_Given task_. Write the material out again exactly.

_Entries provided_.
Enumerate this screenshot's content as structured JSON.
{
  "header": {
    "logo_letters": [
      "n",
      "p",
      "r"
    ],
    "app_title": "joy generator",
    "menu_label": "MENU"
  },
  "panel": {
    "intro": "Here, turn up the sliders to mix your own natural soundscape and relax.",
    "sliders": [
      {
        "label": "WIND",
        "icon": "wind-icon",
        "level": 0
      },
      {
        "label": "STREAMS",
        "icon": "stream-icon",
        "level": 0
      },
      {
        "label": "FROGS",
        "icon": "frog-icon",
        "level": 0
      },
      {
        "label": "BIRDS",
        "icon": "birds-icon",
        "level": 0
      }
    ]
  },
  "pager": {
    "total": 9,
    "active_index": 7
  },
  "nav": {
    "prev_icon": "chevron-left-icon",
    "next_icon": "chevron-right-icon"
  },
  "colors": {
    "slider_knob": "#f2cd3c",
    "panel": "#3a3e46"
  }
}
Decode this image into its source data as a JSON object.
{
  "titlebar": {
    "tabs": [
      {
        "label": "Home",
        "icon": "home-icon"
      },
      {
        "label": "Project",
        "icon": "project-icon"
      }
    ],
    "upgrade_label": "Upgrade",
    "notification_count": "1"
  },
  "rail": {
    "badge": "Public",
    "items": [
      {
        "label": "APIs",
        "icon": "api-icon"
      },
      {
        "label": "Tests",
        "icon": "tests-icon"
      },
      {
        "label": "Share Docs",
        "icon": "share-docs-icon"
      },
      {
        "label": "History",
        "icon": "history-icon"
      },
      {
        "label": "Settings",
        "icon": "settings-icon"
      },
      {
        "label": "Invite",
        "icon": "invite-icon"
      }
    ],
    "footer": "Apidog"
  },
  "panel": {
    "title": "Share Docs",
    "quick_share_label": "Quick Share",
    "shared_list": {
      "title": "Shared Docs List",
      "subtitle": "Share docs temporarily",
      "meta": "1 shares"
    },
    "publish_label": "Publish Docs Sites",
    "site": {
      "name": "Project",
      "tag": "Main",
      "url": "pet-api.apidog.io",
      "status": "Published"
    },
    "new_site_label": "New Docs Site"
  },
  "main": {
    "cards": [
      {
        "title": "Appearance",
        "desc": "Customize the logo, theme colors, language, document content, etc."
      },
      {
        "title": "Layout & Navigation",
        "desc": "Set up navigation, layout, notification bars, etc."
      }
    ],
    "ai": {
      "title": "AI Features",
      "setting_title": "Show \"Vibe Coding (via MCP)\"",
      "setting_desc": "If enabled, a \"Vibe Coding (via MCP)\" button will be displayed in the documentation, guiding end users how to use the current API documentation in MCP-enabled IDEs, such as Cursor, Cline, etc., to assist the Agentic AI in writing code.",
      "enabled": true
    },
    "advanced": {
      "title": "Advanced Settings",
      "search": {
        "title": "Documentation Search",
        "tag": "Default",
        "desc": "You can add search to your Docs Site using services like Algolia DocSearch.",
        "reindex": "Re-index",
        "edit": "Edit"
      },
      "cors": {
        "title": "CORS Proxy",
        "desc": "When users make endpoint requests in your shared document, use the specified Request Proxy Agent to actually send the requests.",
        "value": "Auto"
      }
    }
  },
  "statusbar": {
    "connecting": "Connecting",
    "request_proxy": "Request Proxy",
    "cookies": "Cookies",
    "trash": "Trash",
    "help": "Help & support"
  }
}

_Task output_.
Enumerate this screenshot's content as structured JSON.
{
  "header": {
    "logo_letters": [
      "n",
      "p",
      "r"
    ],
    "app_title": "joy generator",
    "menu_label": "MENU"
  },
  "panel": {
    "intro": "Here, turn up the sliders to mix your own natural soundscape and relax.",
    "sliders": [
      {
        "label": "WIND",
        "icon": "wind-icon",
        "level": 0
      },
      {
        "label": "STREAMS",
        "icon": "stream-icon",
        "level": 0
      },
      {
        "label": "FROGS",
        "icon": "frog-icon",
        "level": 0
      },
      {
        "label": "BIRDS",
        "icon": "birds-icon",
        "level": 0
      }
    ]
  },
  "pager": {
    "total": 9,
    "active_index": 7
  },
  "nav": {
    "prev_icon": "chevron-left-icon",
    "next_icon": "chevron-right-icon"
  },
  "colors": {
    "slider_knob": "#f2cd3c",
    "panel": "#3a3e46"
  }
}
Decode this image into its source data as a JSON object.
{
  "titlebar": {
    "tabs": [
      {
        "label": "Home",
        "icon": "home-icon"
      },
      {
        "label": "Project",
        "icon": "project-icon"
      }
    ],
    "upgrade_label": "Upgrade",
    "notification_count": "1"
  },
  "rail": {
    "badge": "Public",
    "items": [
      {
        "label": "APIs",
        "icon": "api-icon"
      },
      {
        "label": "Tests",
        "icon": "tests-icon"
      },
      {
        "label": "Share Docs",
        "icon": "share-docs-icon"
      },
      {
        "label": "History",
        "icon": "history-icon"
      },
      {
        "label": "Settings",
        "icon": "settings-icon"
      },
      {
        "label": "Invite",
        "icon": "invite-icon"
      }
    ],
    "footer": "Apidog"
  },
  "panel": {
    "title": "Share Docs",
    "quick_share_label": "Quick Share",
    "shared_list": {
      "title": "Shared Docs List",
      "subtitle": "Share docs temporarily",
      "meta": "1 shares"
    },
    "publish_label": "Publish Docs Sites",
    "site": {
      "name": "Project",
      "tag": "Main",
      "url": "pet-api.apidog.io",
      "status": "Published"
    },
    "new_site_label": "New Docs Site"
  },
  "main": {
    "cards": [
      {
        "title": "Appearance",
        "desc": "Customize the logo, theme colors, language, document content, etc."
      },
      {
        "title": "Layout & Navigation",
        "desc": "Set up navigation, layout, notification bars, etc."
      }
    ],
    "ai": {
      "title": "AI Features",
      "setting_title": "Show \"Vibe Coding (via MCP)\"",
      "setting_desc": "If enabled, a \"Vibe Coding (via MCP)\" button will be displayed in the documentation, guiding end users how to use the current API documentation in MCP-enabled IDEs, such as Cursor, Cline, etc., to assist the Agentic AI in writing code.",
      "enabled": true
    },
    "advanced": {
      "title": "Advanced Settings",
      "search": {
        "title": "Documentation Search",
        "tag": "Default",
        "desc": "You can add search to your Docs Site using services like Algolia DocSearch.",
        "reindex": "Re-index",
        "edit": "Edit"
      },
      "cors": {
        "title": "CORS Proxy",
        "desc": "When users make endpoint requests in your shared document, use the specified Request Proxy Agent to actually send the requests.",
        "value": "Auto"
      }
    }
  },
  "statusbar": {
    "connecting": "Connecting",
    "request_proxy": "Request Proxy",
    "cookies": "Cookies",
    "trash": "Trash",
    "help": "Help & support"
  }
}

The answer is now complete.